• WHAT YOU NEED TO DO: Reproduce the data exactly.

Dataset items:
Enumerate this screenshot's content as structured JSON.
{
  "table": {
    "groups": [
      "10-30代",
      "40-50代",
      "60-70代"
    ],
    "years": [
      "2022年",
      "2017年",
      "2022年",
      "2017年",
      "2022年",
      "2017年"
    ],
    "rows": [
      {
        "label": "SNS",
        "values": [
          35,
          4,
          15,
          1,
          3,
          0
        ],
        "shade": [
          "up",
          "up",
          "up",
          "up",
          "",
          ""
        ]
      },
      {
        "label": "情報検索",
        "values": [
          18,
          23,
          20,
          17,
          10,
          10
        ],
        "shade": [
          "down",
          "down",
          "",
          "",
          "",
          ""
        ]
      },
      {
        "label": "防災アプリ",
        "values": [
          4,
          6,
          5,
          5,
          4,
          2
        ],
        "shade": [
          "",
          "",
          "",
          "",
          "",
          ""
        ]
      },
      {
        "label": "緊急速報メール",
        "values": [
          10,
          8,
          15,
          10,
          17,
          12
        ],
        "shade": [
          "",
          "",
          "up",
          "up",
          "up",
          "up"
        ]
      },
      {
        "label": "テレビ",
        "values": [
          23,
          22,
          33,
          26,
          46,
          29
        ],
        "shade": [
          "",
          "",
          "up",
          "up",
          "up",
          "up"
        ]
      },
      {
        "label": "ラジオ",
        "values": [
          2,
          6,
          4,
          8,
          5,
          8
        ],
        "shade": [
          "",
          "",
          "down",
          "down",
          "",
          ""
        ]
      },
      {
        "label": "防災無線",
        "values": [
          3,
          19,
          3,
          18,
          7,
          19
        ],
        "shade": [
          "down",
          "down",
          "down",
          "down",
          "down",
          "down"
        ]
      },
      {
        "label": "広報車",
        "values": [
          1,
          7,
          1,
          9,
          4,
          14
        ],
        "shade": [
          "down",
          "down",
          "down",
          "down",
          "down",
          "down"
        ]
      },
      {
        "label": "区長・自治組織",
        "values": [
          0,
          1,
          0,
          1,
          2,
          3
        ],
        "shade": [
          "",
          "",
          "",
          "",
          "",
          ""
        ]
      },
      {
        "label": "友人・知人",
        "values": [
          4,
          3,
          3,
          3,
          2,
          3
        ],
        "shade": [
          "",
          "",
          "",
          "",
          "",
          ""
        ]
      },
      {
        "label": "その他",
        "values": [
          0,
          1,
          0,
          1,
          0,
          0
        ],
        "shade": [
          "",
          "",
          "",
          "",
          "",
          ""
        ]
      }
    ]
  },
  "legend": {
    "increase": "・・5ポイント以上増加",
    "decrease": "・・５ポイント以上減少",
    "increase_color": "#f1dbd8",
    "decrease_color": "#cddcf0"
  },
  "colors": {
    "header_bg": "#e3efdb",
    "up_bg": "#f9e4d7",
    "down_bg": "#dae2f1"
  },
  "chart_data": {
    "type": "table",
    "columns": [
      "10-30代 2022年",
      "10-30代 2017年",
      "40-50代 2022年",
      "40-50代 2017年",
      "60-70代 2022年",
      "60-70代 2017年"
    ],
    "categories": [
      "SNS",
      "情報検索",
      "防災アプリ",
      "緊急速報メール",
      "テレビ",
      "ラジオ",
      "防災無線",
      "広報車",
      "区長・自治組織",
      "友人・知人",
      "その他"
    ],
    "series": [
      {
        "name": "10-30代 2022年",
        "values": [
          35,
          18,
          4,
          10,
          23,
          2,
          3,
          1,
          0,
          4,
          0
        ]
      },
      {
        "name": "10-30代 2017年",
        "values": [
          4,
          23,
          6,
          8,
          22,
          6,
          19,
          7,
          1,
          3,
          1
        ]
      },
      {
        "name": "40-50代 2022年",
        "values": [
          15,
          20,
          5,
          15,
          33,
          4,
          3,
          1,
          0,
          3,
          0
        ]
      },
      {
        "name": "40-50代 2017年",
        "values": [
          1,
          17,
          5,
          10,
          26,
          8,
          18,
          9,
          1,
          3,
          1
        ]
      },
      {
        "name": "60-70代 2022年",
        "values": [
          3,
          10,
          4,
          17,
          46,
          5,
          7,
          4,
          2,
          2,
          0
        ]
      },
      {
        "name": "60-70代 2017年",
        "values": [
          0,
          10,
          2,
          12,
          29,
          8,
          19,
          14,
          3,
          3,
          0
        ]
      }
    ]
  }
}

• RESULT OF THIS EXERCISE:
Enumerate this screenshot's content as structured JSON.
{
  "table": {
    "groups": [
      "10-30代",
      "40-50代",
      "60-70代"
    ],
    "years": [
      "2022年",
      "2017年",
      "2022年",
      "2017年",
      "2022年",
      "2017年"
    ],
    "rows": [
      {
        "label": "SNS",
        "values": [
          35,
          4,
          15,
          1,
          3,
          0
        ],
        "shade": [
          "up",
          "up",
          "up",
          "up",
          "",
          ""
        ]
      },
      {
        "label": "情報検索",
        "values": [
          18,
          23,
          20,
          17,
          10,
          10
        ],
        "shade": [
          "down",
          "down",
          "",
          "",
          "",
          ""
        ]
      },
      {
        "label": "防災アプリ",
        "values": [
          4,
          6,
          5,
          5,
          4,
          2
        ],
        "shade": [
          "",
          "",
          "",
          "",
          "",
          ""
        ]
      },
      {
        "label": "緊急速報メール",
        "values": [
          10,
          8,
          15,
          10,
          17,
          12
        ],
        "shade": [
          "",
          "",
          "up",
          "up",
          "up",
          "up"
        ]
      },
      {
        "label": "テレビ",
        "values": [
          23,
          22,
          33,
          26,
          46,
          29
        ],
        "shade": [
          "",
          "",
          "up",
          "up",
          "up",
          "up"
        ]
      },
      {
        "label": "ラジオ",
        "values": [
          2,
          6,
          4,
          8,
          5,
          8
        ],
        "shade": [
          "",
          "",
          "down",
          "down",
          "",
          ""
        ]
      },
      {
        "label": "防災無線",
        "values": [
          3,
          19,
          3,
          18,
          7,
          19
        ],
        "shade": [
          "down",
          "down",
          "down",
          "down",
          "down",
          "down"
        ]
      },
      {
        "label": "広報車",
        "values": [
          1,
          7,
          1,
          9,
          4,
          14
        ],
        "shade": [
          "down",
          "down",
          "down",
          "down",
          "down",
          "down"
        ]
      },
      {
        "label": "区長・自治組織",
        "values": [
          0,
          1,
          0,
          1,
          2,
          3
        ],
        "shade": [
          "",
          "",
          "",
          "",
          "",
          ""
        ]
      },
      {
        "label": "友人・知人",
        "values": [
          4,
          3,
          3,
          3,
          2,
          3
        ],
        "shade": [
          "",
          "",
          "",
          "",
          "",
          ""
        ]
      },
      {
        "label": "その他",
        "values": [
          0,
          1,
          0,
          1,
          0,
          0
        ],
        "shade": [
          "",
          "",
          "",
          "",
          "",
          ""
        ]
      }
    ]
  },
  "legend": {
    "increase": "・・5ポイント以上増加",
    "decrease": "・・５ポイント以上減少",
    "increase_color": "#f1dbd8",
    "decrease_color": "#cddcf0"
  },
  "colors": {
    "header_bg": "#e3efdb",
    "up_bg": "#f9e4d7",
    "down_bg": "#dae2f1"
  },
  "chart_data": {
    "type": "table",
    "columns": [
      "10-30代 2022年",
      "10-30代 2017年",
      "40-50代 2022年",
      "40-50代 2017年",
      "60-70代 2022年",
      "60-70代 2017年"
    ],
    "categories": [
      "SNS",
      "情報検索",
      "防災アプリ",
      "緊急速報メール",
      "テレビ",
      "ラジオ",
      "防災無線",
      "広報車",
      "区長・自治組織",
      "友人・知人",
      "その他"
    ],
    "series": [
      {
        "name": "10-30代 2022年",
        "values": [
          35,
          18,
          4,
          10,
          23,
          2,
          3,
          1,
          0,
          4,
          0
        ]
      },
      {
        "name": "10-30代 2017年",
        "values": [
          4,
          23,
          6,
          8,
          22,
          6,
          19,
          7,
          1,
          3,
          1
        ]
      },
      {
        "name": "40-50代 2022年",
        "values": [
          15,
          20,
          5,
          15,
          33,
          4,
          3,
          1,
          0,
          3,
          0
        ]
      },
      {
        "name": "40-50代 2017年",
        "values": [
          1,
          17,
          5,
          10,
          26,
          8,
          18,
          9,
          1,
          3,
          1
        ]
      },
      {
        "name": "60-70代 2022年",
        "values": [
          3,
          10,
          4,
          17,
          46,
          5,
          7,
          4,
          2,
          2,
          0
        ]
      },
      {
        "name": "60-70代 2017年",
        "values": [
          0,
          10,
          2,
          12,
          29,
          8,
          19,
          14,
          3,
          3,
          0
        ]
      }
    ]
  }
}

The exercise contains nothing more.